--- begin TASK DATA ---

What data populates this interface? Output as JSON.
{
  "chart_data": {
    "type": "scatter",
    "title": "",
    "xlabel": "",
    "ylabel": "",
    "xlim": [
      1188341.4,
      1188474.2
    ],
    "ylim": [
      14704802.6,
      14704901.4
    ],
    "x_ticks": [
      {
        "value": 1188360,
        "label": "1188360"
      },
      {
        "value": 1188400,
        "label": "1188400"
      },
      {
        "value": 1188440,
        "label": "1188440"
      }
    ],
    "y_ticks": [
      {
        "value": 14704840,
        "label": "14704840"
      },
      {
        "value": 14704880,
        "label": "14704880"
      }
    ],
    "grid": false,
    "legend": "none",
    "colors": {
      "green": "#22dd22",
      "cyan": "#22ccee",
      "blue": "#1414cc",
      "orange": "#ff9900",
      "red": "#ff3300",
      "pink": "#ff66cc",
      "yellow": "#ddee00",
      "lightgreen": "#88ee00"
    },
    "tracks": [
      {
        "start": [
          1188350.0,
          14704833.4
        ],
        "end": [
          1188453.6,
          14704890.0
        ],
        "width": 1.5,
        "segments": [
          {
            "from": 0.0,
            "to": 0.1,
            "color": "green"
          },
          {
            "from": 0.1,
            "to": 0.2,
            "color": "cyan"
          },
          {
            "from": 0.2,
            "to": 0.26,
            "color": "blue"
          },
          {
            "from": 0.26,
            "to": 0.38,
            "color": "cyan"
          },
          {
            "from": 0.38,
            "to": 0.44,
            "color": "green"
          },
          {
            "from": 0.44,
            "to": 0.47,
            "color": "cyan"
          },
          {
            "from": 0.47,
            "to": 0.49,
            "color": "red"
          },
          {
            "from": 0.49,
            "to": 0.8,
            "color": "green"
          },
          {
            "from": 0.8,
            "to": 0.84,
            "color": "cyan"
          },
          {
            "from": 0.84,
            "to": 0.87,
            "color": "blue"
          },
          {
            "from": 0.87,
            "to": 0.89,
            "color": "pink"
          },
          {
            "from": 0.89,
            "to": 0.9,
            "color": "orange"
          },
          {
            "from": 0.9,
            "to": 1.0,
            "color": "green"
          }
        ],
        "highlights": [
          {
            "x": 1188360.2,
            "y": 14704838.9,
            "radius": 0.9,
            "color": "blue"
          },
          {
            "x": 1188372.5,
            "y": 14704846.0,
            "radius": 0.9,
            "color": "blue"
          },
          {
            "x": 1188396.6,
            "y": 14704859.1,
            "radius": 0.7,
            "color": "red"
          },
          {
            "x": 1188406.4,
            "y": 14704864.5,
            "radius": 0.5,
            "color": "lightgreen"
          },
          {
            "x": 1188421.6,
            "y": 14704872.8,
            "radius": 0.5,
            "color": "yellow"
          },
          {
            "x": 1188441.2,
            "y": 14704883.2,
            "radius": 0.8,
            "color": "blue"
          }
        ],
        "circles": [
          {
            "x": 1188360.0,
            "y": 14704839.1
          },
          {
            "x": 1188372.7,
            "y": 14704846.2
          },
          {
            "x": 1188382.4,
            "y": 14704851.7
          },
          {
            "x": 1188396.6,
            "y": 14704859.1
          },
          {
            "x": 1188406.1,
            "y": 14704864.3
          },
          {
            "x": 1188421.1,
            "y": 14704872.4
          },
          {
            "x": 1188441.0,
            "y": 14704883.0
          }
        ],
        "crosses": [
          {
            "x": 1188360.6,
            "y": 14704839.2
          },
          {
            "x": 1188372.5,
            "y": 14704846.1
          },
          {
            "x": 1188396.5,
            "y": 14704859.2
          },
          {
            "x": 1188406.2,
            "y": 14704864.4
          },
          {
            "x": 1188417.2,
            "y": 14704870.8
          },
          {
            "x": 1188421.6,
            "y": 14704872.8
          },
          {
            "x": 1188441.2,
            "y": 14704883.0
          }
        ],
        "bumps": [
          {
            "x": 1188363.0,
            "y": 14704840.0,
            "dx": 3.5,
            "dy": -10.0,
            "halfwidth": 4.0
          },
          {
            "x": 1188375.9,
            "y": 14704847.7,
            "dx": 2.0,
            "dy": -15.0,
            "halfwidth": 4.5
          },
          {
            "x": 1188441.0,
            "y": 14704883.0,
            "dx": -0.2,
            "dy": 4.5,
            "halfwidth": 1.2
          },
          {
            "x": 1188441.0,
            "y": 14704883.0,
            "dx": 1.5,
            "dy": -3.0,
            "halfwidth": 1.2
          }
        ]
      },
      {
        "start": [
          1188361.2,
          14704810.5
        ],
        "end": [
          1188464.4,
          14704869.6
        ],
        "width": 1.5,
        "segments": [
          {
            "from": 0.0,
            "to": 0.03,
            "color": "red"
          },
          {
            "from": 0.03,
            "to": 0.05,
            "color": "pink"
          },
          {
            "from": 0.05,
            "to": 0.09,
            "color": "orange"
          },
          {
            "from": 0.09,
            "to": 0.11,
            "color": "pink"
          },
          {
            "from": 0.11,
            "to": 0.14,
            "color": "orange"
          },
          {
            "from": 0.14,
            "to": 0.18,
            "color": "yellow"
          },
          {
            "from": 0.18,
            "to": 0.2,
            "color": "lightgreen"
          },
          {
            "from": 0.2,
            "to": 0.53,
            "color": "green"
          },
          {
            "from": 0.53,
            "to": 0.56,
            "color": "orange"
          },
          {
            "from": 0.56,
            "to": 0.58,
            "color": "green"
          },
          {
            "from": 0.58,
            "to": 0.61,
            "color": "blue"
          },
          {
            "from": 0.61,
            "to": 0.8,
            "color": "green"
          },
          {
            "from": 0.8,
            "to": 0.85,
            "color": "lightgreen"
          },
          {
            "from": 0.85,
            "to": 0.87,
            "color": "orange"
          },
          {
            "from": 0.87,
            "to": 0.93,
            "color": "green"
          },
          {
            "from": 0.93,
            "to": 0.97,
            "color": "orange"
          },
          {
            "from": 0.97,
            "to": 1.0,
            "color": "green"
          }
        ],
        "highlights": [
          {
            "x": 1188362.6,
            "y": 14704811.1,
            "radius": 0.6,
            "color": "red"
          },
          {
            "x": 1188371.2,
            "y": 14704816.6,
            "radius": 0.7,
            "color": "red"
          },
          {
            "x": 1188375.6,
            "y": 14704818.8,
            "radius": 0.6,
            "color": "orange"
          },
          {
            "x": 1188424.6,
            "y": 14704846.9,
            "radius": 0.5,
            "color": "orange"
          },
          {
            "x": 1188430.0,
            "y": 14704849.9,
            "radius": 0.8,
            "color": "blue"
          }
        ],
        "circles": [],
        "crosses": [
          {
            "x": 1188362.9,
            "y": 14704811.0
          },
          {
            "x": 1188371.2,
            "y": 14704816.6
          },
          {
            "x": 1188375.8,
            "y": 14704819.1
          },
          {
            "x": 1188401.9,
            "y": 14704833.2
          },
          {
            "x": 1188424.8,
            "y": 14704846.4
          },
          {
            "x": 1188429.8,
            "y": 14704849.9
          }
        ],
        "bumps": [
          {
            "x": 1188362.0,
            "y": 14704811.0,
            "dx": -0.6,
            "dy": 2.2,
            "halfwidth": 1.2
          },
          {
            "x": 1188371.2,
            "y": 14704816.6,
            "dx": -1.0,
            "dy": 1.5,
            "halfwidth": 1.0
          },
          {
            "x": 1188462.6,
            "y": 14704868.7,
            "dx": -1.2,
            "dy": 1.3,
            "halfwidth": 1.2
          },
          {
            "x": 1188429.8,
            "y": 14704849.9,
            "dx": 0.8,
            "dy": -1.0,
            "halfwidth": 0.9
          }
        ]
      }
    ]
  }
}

--- end TASK DATA ---

GOAL OF THE EXERCISE: Return all the data exactly as given.

OUTPUT OF THE TASK:
What data populates this interface? Output as JSON.
{
  "chart_data": {
    "type": "scatter",
    "title": "",
    "xlabel": "",
    "ylabel": "",
    "xlim": [
      1188341.4,
      1188474.2
    ],
    "ylim": [
      14704802.6,
      14704901.4
    ],
    "x_ticks": [
      {
        "value": 1188360,
        "label": "1188360"
      },
      {
        "value": 1188400,
        "label": "1188400"
      },
      {
        "value": 1188440,
        "label": "1188440"
      }
    ],
    "y_ticks": [
      {
        "value": 14704840,
        "label": "14704840"
      },
      {
        "value": 14704880,
        "label": "14704880"
      }
    ],
    "grid": false,
    "legend": "none",
    "colors": {
      "green": "#22dd22",
      "cyan": "#22ccee",
      "blue": "#1414cc",
      "orange": "#ff9900",
      "red": "#ff3300",
      "pink": "#ff66cc",
      "yellow": "#ddee00",
      "lightgreen": "#88ee00"
    },
    "tracks": [
      {
        "start": [
          1188350.0,
          14704833.4
        ],
        "end": [
          1188453.6,
          14704890.0
        ],
        "width": 1.5,
        "segments": [
          {
            "from": 0.0,
            "to": 0.1,
            "color": "green"
          },
          {
            "from": 0.1,
            "to": 0.2,
            "color": "cyan"
          },
          {
            "from": 0.2,
            "to": 0.26,
            "color": "blue"
          },
          {
            "from": 0.26,
            "to": 0.38,
            "color": "cyan"
          },
          {
            "from": 0.38,
            "to": 0.44,
            "color": "green"
          },
          {
            "from": 0.44,
            "to": 0.47,
            "color": "cyan"
          },
          {
            "from": 0.47,
            "to": 0.49,
            "color": "red"
          },
          {
            "from": 0.49,
            "to": 0.8,
            "color": "green"
          },
          {
            "from": 0.8,
            "to": 0.84,
            "color": "cyan"
          },
          {
            "from": 0.84,
            "to": 0.87,
            "color": "blue"
          },
          {
            "from": 0.87,
            "to": 0.89,
            "color": "pink"
          },
          {
            "from": 0.89,
            "to": 0.9,
            "color": "orange"
          },
          {
            "from": 0.9,
            "to": 1.0,
            "color": "green"
          }
        ],
        "highlights": [
          {
            "x": 1188360.2,
            "y": 14704838.9,
            "radius": 0.9,
            "color": "blue"
          },
          {
            "x": 1188372.5,
            "y": 14704846.0,
            "radius": 0.9,
            "color": "blue"
          },
          {
            "x": 1188396.6,
            "y": 14704859.1,
            "radius": 0.7,
            "color": "red"
          },
          {
            "x": 1188406.4,
            "y": 14704864.5,
            "radius": 0.5,
            "color": "lightgreen"
          },
          {
            "x": 1188421.6,
            "y": 14704872.8,
            "radius": 0.5,
            "color": "yellow"
          },
          {
            "x": 1188441.2,
            "y": 14704883.2,
            "radius": 0.8,
            "color": "blue"
          }
        ],
        "circles": [
          {
            "x": 1188360.0,
            "y": 14704839.1
          },
          {
            "x": 1188372.7,
            "y": 14704846.2
          },
          {
            "x": 1188382.4,
            "y": 14704851.7
          },
          {
            "x": 1188396.6,
            "y": 14704859.1
          },
          {
            "x": 1188406.1,
            "y": 14704864.3
          },
          {
            "x": 1188421.1,
            "y": 14704872.4
          },
          {
            "x": 1188441.0,
            "y": 14704883.0
          }
        ],
        "crosses": [
          {
            "x": 1188360.6,
            "y": 14704839.2
          },
          {
            "x": 1188372.5,
            "y": 14704846.1
          },
          {
            "x": 1188396.5,
            "y": 14704859.2
          },
          {
            "x": 1188406.2,
            "y": 14704864.4
          },
          {
            "x": 1188417.2,
            "y": 14704870.8
          },
          {
            "x": 1188421.6,
            "y": 14704872.8
          },
          {
            "x": 1188441.2,
            "y": 14704883.0
          }
        ],
        "bumps": [
          {
            "x": 1188363.0,
            "y": 14704840.0,
            "dx": 3.5,
            "dy": -10.0,
            "halfwidth": 4.0
          },
          {
            "x": 1188375.9,
            "y": 14704847.7,
            "dx": 2.0,
            "dy": -15.0,
            "halfwidth": 4.5
          },
          {
            "x": 1188441.0,
            "y": 14704883.0,
            "dx": -0.2,
            "dy": 4.5,
            "halfwidth": 1.2
          },
          {
            "x": 1188441.0,
            "y": 14704883.0,
            "dx": 1.5,
            "dy": -3.0,
            "halfwidth": 1.2
          }
        ]
      },
      {
        "start": [
          1188361.2,
          14704810.5
        ],
        "end": [
          1188464.4,
          14704869.6
        ],
        "width": 1.5,
        "segments": [
          {
            "from": 0.0,
            "to": 0.03,
            "color": "red"
          },
          {
            "from": 0.03,
            "to": 0.05,
            "color": "pink"
          },
          {
            "from": 0.05,
            "to": 0.09,
            "color": "orange"
          },
          {
            "from": 0.09,
            "to": 0.11,
            "color": "pink"
          },
          {
            "from": 0.11,
            "to": 0.14,
            "color": "orange"
          },
          {
            "from": 0.14,
            "to": 0.18,
            "color": "yellow"
          },
          {
            "from": 0.18,
            "to": 0.2,
            "color": "lightgreen"
          },
          {
            "from": 0.2,
            "to": 0.53,
            "color": "green"
          },
          {
            "from": 0.53,
            "to": 0.56,
            "color": "orange"
          },
          {
            "from": 0.56,
            "to": 0.58,
            "color": "green"
          },
          {
            "from": 0.58,
            "to": 0.61,
            "color": "blue"
          },
          {
            "from": 0.61,
            "to": 0.8,
            "color": "green"
          },
          {
            "from": 0.8,
            "to": 0.85,
            "color": "lightgreen"
          },
          {
            "from": 0.85,
            "to": 0.87,
            "color": "orange"
          },
          {
            "from": 0.87,
            "to": 0.93,
            "color": "green"
          },
          {
            "from": 0.93,
            "to": 0.97,
            "color": "orange"
          },
          {
            "from": 0.97,
            "to": 1.0,
            "color": "green"
          }
        ],
        "highlights": [
          {
            "x": 1188362.6,
            "y": 14704811.1,
            "radius": 0.6,
            "color": "red"
          },
          {
            "x": 1188371.2,
            "y": 14704816.6,
            "radius": 0.7,
            "color": "red"
          },
          {
            "x": 1188375.6,
            "y": 14704818.8,
            "radius": 0.6,
            "color": "orange"
          },
          {
            "x": 1188424.6,
            "y": 14704846.9,
            "radius": 0.5,
            "color": "orange"
          },
          {
            "x": 1188430.0,
            "y": 14704849.9,
            "radius": 0.8,
            "color": "blue"
          }
        ],
        "circles": [],
        "crosses": [
          {
            "x": 1188362.9,
            "y": 14704811.0
          },
          {
            "x": 1188371.2,
            "y": 14704816.6
          },
          {
            "x": 1188375.8,
            "y": 14704819.1
          },
          {
            "x": 1188401.9,
            "y": 14704833.2
          },
          {
            "x": 1188424.8,
            "y": 14704846.4
          },
          {
            "x": 1188429.8,
            "y": 14704849.9
          }
        ],
        "bumps": [
          {
            "x": 1188362.0,
            "y": 14704811.0,
            "dx": -0.6,
            "dy": 2.2,
            "halfwidth": 1.2
          },
          {
            "x": 1188371.2,
            "y": 14704816.6,
            "dx": -1.0,
            "dy": 1.5,
            "halfwidth": 1.0
          },
          {
            "x": 1188462.6,
            "y": 14704868.7,
            "dx": -1.2,
            "dy": 1.3,
            "halfwidth": 1.2
          },
          {
            "x": 1188429.8,
            "y": 14704849.9,
            "dx": 0.8,
            "dy": -1.0,
            "halfwidth": 0.9
          }
        ]
      }
    ]
  }
}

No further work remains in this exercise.